▶ _Try it_
Please list every timestamp in the interview transcript below.
Supplied passage below:
And he found himself quickly able to basically land in New York and then start up a full- time, huge performing career in the United States. He enjoyed an upper class lifestyle, he had a chauffeur. He had a great apartment. I think the same building where the Gershwins would then also live a few years later. I mean, he really found himself at home in New York City, but of course he missed Russia. I think he said that when he left Russia, he lost his desire to compose. He said, " I left behind my desire to compose. Losing my country, I lost myself also."
00:28:51
Linda Carducci: It was devastating for him to see Russia in such upheaval. Also, though, he wasn't completely happy with coming to New York. From what I've heard he said that he thought we were all a little bit too business- like, there was too much business going on.
00:29:06
John Banther: Oh, yes.
00:29:07
Linda Carducci: He wanted to see maybe a little bit more of an arts world. But as you say, eventually he settled in and began to enjoy living in New York and other places in the United States. He visited San Francisco for a while, and he was greeted so well here. People very much appreciated him.
End of Supplied passage.
Provided material below:
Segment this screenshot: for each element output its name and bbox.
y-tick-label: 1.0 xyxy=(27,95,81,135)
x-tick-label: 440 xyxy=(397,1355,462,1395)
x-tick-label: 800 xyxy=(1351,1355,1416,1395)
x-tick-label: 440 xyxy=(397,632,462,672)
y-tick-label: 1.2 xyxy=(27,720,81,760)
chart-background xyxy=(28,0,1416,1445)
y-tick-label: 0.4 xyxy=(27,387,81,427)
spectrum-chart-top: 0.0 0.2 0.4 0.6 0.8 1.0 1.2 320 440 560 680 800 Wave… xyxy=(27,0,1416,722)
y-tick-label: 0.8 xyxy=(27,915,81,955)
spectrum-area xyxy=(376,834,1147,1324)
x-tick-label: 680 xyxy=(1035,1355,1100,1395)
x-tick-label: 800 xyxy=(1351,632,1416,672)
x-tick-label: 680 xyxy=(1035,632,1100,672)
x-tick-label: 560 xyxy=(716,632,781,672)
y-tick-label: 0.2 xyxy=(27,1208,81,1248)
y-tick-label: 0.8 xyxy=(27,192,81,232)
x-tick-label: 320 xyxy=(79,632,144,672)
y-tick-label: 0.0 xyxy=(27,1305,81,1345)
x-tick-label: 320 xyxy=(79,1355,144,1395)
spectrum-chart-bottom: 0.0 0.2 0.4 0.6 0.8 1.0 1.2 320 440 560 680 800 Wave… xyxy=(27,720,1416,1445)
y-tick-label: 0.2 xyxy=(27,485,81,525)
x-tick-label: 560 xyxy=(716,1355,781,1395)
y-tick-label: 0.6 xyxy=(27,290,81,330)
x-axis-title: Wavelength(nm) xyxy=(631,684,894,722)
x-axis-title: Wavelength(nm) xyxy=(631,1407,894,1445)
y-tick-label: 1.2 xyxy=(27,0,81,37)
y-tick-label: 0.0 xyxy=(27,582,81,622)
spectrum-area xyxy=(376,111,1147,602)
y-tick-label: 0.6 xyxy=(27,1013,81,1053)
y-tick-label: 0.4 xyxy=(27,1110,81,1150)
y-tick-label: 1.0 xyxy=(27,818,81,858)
End of Provided material.
▶ _Completed exercise_
00:28:51
00:29:06
00:29:07